[Begin]
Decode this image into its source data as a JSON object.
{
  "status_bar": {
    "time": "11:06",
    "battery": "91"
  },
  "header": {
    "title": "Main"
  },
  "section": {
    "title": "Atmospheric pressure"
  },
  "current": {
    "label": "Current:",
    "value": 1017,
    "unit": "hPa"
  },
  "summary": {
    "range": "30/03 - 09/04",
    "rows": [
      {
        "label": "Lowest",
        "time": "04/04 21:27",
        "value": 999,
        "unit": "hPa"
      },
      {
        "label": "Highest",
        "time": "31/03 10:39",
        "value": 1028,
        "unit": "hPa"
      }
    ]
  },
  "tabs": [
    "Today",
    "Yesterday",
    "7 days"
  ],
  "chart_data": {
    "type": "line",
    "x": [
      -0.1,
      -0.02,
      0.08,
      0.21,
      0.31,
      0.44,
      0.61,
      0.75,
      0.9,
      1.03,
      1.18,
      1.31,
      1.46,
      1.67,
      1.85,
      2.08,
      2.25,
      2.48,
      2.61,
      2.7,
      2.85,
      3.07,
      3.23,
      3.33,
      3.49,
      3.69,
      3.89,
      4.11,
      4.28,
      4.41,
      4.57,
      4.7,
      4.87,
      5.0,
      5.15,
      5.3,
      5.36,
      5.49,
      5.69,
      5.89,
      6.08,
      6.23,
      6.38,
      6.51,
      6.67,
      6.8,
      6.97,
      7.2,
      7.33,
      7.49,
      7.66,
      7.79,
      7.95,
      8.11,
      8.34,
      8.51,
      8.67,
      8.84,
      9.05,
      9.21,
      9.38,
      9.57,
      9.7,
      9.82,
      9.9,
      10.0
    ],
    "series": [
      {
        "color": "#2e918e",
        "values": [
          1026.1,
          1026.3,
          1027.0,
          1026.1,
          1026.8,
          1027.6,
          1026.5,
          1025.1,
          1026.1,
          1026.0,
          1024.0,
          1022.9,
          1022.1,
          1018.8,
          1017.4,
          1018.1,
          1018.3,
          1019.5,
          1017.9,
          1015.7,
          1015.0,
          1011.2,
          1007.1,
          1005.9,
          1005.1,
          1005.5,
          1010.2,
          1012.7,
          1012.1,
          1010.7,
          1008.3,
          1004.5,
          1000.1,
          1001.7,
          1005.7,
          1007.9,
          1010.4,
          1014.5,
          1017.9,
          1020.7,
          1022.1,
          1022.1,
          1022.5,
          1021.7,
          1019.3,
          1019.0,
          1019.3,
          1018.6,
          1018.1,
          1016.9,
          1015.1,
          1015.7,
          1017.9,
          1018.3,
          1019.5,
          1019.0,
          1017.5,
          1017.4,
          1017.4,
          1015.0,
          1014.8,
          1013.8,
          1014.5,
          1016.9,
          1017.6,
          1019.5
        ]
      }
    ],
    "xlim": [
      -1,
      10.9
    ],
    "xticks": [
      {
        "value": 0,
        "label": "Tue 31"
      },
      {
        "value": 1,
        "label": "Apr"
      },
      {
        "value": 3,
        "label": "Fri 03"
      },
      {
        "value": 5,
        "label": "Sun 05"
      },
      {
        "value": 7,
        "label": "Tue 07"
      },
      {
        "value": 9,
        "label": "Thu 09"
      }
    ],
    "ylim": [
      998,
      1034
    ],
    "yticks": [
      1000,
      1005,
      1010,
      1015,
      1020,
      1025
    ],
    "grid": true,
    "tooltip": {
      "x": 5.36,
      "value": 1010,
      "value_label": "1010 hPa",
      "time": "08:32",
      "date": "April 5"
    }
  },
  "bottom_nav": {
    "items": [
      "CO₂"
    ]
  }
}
[End]
Transcribe the data. Leave every line exactly as it is.

Decode this image into its source data as a JSON object.
{
  "status_bar": {
    "time": "11:06",
    "battery": "91"
  },
  "header": {
    "title": "Main"
  },
  "section": {
    "title": "Atmospheric pressure"
  },
  "current": {
    "label": "Current:",
    "value": 1017,
    "unit": "hPa"
  },
  "summary": {
    "range": "30/03 - 09/04",
    "rows": [
      {
        "label": "Lowest",
        "time": "04/04 21:27",
        "value": 999,
        "unit": "hPa"
      },
      {
        "label": "Highest",
        "time": "31/03 10:39",
        "value": 1028,
        "unit": "hPa"
      }
    ]
  },
  "tabs": [
    "Today",
    "Yesterday",
    "7 days"
  ],
  "chart_data": {
    "type": "line",
    "x": [
      -0.1,
      -0.02,
      0.08,
      0.21,
      0.31,
      0.44,
      0.61,
      0.75,
      0.9,
      1.03,
      1.18,
      1.31,
      1.46,
      1.67,
      1.85,
      2.08,
      2.25,
      2.48,
      2.61,
      2.7,
      2.85,
      3.07,
      3.23,
      3.33,
      3.49,
      3.69,
      3.89,
      4.11,
      4.28,
      4.41,
      4.57,
      4.7,
      4.87,
      5.0,
      5.15,
      5.3,
      5.36,
      5.49,
      5.69,
      5.89,
      6.08,
      6.23,
      6.38,
      6.51,
      6.67,
      6.8,
      6.97,
      7.2,
      7.33,
      7.49,
      7.66,
      7.79,
      7.95,
      8.11,
      8.34,
      8.51,
      8.67,
      8.84,
      9.05,
      9.21,
      9.38,
      9.57,
      9.7,
      9.82,
      9.9,
      10.0
    ],
    "series": [
      {
        "color": "#2e918e",
        "values": [
          1026.1,
          1026.3,
          1027.0,
          1026.1,
          1026.8,
          1027.6,
          1026.5,
          1025.1,
          1026.1,
          1026.0,
          1024.0,
          1022.9,
          1022.1,
          1018.8,
          1017.4,
          1018.1,
          1018.3,
          1019.5,
          1017.9,
          1015.7,
          1015.0,
          1011.2,
          1007.1,
          1005.9,
          1005.1,
          1005.5,
          1010.2,
          1012.7,
          1012.1,
          1010.7,
          1008.3,
          1004.5,
          1000.1,
          1001.7,
          1005.7,
          1007.9,
          1010.4,
          1014.5,
          1017.9,
          1020.7,
          1022.1,
          1022.1,
          1022.5,
          1021.7,
          1019.3,
          1019.0,
          1019.3,
          1018.6,
          1018.1,
          1016.9,
          1015.1,
          1015.7,
          1017.9,
          1018.3,
          1019.5,
          1019.0,
          1017.5,
          1017.4,
          1017.4,
          1015.0,
          1014.8,
          1013.8,
          1014.5,
          1016.9,
          1017.6,
          1019.5
        ]
      }
    ],
    "xlim": [
      -1,
      10.9
    ],
    "xticks": [
      {
        "value": 0,
        "label": "Tue 31"
      },
      {
        "value": 1,
        "label": "Apr"
      },
      {
        "value": 3,
        "label": "Fri 03"
      },
      {
        "value": 5,
        "label": "Sun 05"
      },
      {
        "value": 7,
        "label": "Tue 07"
      },
      {
        "value": 9,
        "label": "Thu 09"
      }
    ],
    "ylim": [
      998,
      1034
    ],
    "yticks": [
      1000,
      1005,
      1010,
      1015,
      1020,
      1025
    ],
    "grid": true,
    "tooltip": {
      "x": 5.36,
      "value": 1010,
      "value_label": "1010 hPa",
      "time": "08:32",
      "date": "April 5"
    }
  },
  "bottom_nav": {
    "items": [
      "CO₂"
    ]
  }
}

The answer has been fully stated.